■ The data ■
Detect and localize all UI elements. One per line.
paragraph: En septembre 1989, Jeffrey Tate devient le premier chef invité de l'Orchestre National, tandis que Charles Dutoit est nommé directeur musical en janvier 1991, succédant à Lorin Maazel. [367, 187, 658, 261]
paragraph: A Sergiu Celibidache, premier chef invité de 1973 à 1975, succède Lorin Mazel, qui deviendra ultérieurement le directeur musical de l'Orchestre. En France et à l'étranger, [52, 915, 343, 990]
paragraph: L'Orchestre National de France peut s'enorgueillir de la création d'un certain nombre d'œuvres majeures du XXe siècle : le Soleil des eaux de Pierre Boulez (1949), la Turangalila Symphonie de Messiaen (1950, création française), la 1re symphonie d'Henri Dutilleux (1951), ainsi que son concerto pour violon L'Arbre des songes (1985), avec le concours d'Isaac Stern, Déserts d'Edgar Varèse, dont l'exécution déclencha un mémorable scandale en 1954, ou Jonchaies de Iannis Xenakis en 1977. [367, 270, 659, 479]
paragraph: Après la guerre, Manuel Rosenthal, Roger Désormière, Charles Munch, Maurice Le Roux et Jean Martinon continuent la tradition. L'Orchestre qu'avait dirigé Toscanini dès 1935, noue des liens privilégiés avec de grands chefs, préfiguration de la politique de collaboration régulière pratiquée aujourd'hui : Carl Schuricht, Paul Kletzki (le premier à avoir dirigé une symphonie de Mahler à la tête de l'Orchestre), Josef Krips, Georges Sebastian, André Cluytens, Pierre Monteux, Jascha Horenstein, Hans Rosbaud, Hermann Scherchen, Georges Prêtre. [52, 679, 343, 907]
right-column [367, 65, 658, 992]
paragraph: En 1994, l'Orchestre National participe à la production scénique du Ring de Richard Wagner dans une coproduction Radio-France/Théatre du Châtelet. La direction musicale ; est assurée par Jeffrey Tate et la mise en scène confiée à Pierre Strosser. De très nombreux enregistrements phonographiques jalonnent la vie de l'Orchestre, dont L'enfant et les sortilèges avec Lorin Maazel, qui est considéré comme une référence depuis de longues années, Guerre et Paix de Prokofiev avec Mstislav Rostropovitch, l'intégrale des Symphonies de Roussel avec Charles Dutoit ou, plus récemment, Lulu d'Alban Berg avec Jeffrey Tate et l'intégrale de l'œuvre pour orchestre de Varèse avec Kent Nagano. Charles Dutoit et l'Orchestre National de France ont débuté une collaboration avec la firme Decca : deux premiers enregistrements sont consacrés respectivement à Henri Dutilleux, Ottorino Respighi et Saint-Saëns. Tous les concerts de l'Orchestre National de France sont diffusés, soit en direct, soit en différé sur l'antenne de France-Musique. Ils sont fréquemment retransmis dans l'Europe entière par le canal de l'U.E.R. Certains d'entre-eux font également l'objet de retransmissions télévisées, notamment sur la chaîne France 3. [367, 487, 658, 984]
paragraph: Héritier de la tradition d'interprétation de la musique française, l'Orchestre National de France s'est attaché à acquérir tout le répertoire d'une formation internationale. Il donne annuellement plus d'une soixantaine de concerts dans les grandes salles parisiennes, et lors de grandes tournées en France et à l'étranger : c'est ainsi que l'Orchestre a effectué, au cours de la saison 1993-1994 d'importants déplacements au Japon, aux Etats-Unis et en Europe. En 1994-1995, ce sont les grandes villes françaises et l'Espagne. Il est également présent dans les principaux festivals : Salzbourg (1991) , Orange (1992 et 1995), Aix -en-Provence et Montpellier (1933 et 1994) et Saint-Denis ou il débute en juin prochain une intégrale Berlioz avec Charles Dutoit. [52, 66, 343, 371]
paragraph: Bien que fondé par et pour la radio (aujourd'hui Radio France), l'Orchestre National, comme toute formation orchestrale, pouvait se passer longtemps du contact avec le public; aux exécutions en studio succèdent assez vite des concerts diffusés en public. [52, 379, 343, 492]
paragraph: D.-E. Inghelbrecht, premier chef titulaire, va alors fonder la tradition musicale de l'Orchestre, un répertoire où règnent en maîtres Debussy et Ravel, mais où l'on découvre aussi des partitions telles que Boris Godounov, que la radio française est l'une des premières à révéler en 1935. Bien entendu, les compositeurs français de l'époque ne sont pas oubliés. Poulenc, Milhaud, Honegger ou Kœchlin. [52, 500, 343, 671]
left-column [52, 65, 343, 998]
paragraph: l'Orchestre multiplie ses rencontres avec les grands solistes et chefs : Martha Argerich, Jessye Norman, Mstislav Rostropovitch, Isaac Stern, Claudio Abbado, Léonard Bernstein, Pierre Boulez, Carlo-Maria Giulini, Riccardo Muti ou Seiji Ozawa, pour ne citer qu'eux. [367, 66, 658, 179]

■ Do this ■
Reproduce the records above verbatim, line by line, including every bracketed coordinate set.

■ Full response ■
Detect and localize all UI elements. One per line.
paragraph: En septembre 1989, Jeffrey Tate devient le premier chef invité de l'Orchestre National, tandis que Charles Dutoit est nommé directeur musical en janvier 1991, succédant à Lorin Maazel. [367, 187, 658, 261]
paragraph: A Sergiu Celibidache, premier chef invité de 1973 à 1975, succède Lorin Mazel, qui deviendra ultérieurement le directeur musical de l'Orchestre. En France et à l'étranger, [52, 915, 343, 990]
paragraph: L'Orchestre National de France peut s'enorgueillir de la création d'un certain nombre d'œuvres majeures du XXe siècle : le Soleil des eaux de Pierre Boulez (1949), la Turangalila Symphonie de Messiaen (1950, création française), la 1re symphonie d'Henri Dutilleux (1951), ainsi que son concerto pour violon L'Arbre des songes (1985), avec le concours d'Isaac Stern, Déserts d'Edgar Varèse, dont l'exécution déclencha un mémorable scandale en 1954, ou Jonchaies de Iannis Xenakis en 1977. [367, 270, 659, 479]
paragraph: Après la guerre, Manuel Rosenthal, Roger Désormière, Charles Munch, Maurice Le Roux et Jean Martinon continuent la tradition. L'Orchestre qu'avait dirigé Toscanini dès 1935, noue des liens privilégiés avec de grands chefs, préfiguration de la politique de collaboration régulière pratiquée aujourd'hui : Carl Schuricht, Paul Kletzki (le premier à avoir dirigé une symphonie de Mahler à la tête de l'Orchestre), Josef Krips, Georges Sebastian, André Cluytens, Pierre Monteux, Jascha Horenstein, Hans Rosbaud, Hermann Scherchen, Georges Prêtre. [52, 679, 343, 907]
right-column [367, 65, 658, 992]
paragraph: En 1994, l'Orchestre National participe à la production scénique du Ring de Richard Wagner dans une coproduction Radio-France/Théatre du Châtelet. La direction musicale ; est assurée par Jeffrey Tate et la mise en scène confiée à Pierre Strosser. De très nombreux enregistrements phonographiques jalonnent la vie de l'Orchestre, dont L'enfant et les sortilèges avec Lorin Maazel, qui est considéré comme une référence depuis de longues années, Guerre et Paix de Prokofiev avec Mstislav Rostropovitch, l'intégrale des Symphonies de Roussel avec Charles Dutoit ou, plus récemment, Lulu d'Alban Berg avec Jeffrey Tate et l'intégrale de l'œuvre pour orchestre de Varèse avec Kent Nagano. Charles Dutoit et l'Orchestre National de France ont débuté une collaboration avec la firme Decca : deux premiers enregistrements sont consacrés respectivement à Henri Dutilleux, Ottorino Respighi et Saint-Saëns. Tous les concerts de l'Orchestre National de France sont diffusés, soit en direct, soit en différé sur l'antenne de France-Musique. Ils sont fréquemment retransmis dans l'Europe entière par le canal de l'U.E.R. Certains d'entre-eux font également l'objet de retransmissions télévisées, notamment sur la chaîne France 3. [367, 487, 658, 984]
paragraph: Héritier de la tradition d'interprétation de la musique française, l'Orchestre National de France s'est attaché à acquérir tout le répertoire d'une formation internationale. Il donne annuellement plus d'une soixantaine de concerts dans les grandes salles parisiennes, et lors de grandes tournées en France et à l'étranger : c'est ainsi que l'Orchestre a effectué, au cours de la saison 1993-1994 d'importants déplacements au Japon, aux Etats-Unis et en Europe. En 1994-1995, ce sont les grandes villes françaises et l'Espagne. Il est également présent dans les principaux festivals : Salzbourg (1991) , Orange (1992 et 1995), Aix -en-Provence et Montpellier (1933 et 1994) et Saint-Denis ou il débute en juin prochain une intégrale Berlioz avec Charles Dutoit. [52, 66, 343, 371]
paragraph: Bien que fondé par et pour la radio (aujourd'hui Radio France), l'Orchestre National, comme toute formation orchestrale, pouvait se passer longtemps du contact avec le public; aux exécutions en studio succèdent assez vite des concerts diffusés en public. [52, 379, 343, 492]
paragraph: D.-E. Inghelbrecht, premier chef titulaire, va alors fonder la tradition musicale de l'Orchestre, un répertoire où règnent en maîtres Debussy et Ravel, mais où l'on découvre aussi des partitions telles que Boris Godounov, que la radio française est l'une des premières à révéler en 1935. Bien entendu, les compositeurs français de l'époque ne sont pas oubliés. Poulenc, Milhaud, Honegger ou Kœchlin. [52, 500, 343, 671]
left-column [52, 65, 343, 998]
paragraph: l'Orchestre multiplie ses rencontres avec les grands solistes et chefs : Martha Argerich, Jessye Norman, Mstislav Rostropovitch, Isaac Stern, Claudio Abbado, Léonard Bernstein, Pierre Boulez, Carlo-Maria Giulini, Riccardo Muti ou Seiji Ozawa, pour ne citer qu'eux. [367, 66, 658, 179]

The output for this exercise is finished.